Task brief
State how many lines contain "以下简称", and write nothing except that count.

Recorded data
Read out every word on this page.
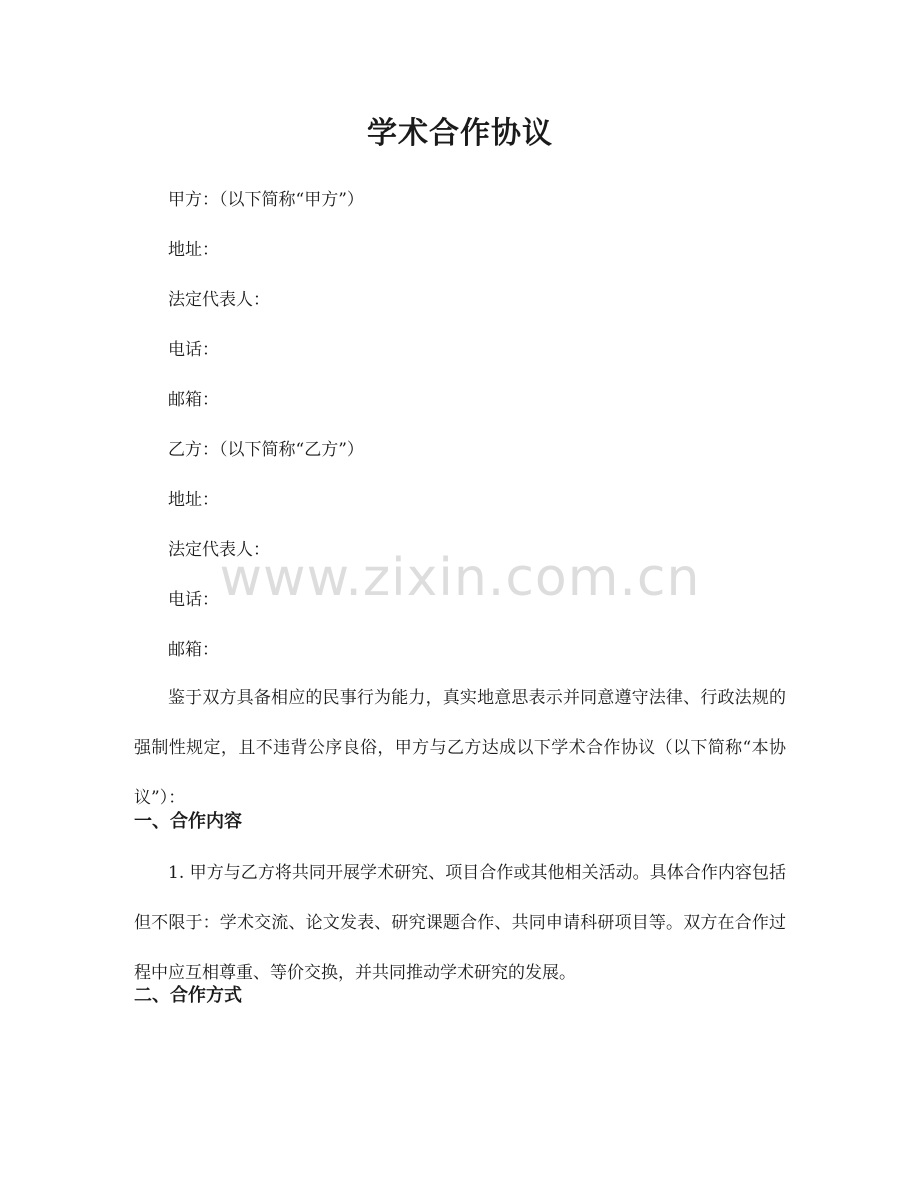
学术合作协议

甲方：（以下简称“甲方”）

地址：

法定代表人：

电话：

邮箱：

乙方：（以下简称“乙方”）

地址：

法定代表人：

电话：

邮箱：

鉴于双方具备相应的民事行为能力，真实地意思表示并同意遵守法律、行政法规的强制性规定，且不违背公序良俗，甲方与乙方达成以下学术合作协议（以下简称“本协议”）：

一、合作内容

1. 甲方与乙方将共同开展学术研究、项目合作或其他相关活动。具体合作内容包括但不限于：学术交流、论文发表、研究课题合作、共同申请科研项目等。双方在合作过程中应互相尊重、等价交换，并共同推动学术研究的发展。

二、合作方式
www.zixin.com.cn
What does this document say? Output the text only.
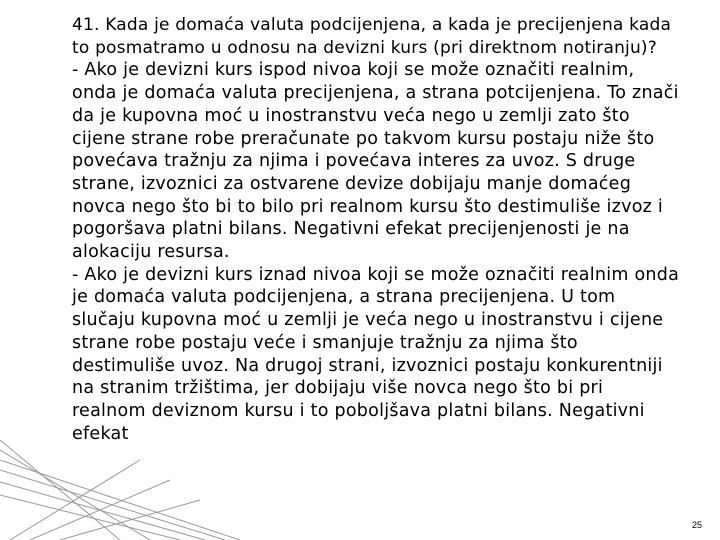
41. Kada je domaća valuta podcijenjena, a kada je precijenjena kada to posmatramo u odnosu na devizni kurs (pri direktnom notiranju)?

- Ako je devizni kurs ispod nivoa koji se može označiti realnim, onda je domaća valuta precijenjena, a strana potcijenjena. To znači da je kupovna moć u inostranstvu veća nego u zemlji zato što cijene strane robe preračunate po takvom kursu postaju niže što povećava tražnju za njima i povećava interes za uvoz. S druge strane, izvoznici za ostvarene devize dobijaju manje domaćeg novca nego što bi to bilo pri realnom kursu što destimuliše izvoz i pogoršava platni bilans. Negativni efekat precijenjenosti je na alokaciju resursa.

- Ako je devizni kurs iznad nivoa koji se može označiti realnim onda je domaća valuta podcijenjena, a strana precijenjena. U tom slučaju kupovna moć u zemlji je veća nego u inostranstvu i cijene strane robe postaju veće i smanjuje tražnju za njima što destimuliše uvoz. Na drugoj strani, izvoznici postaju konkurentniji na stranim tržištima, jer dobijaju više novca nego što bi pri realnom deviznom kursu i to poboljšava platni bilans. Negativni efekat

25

Completed task
3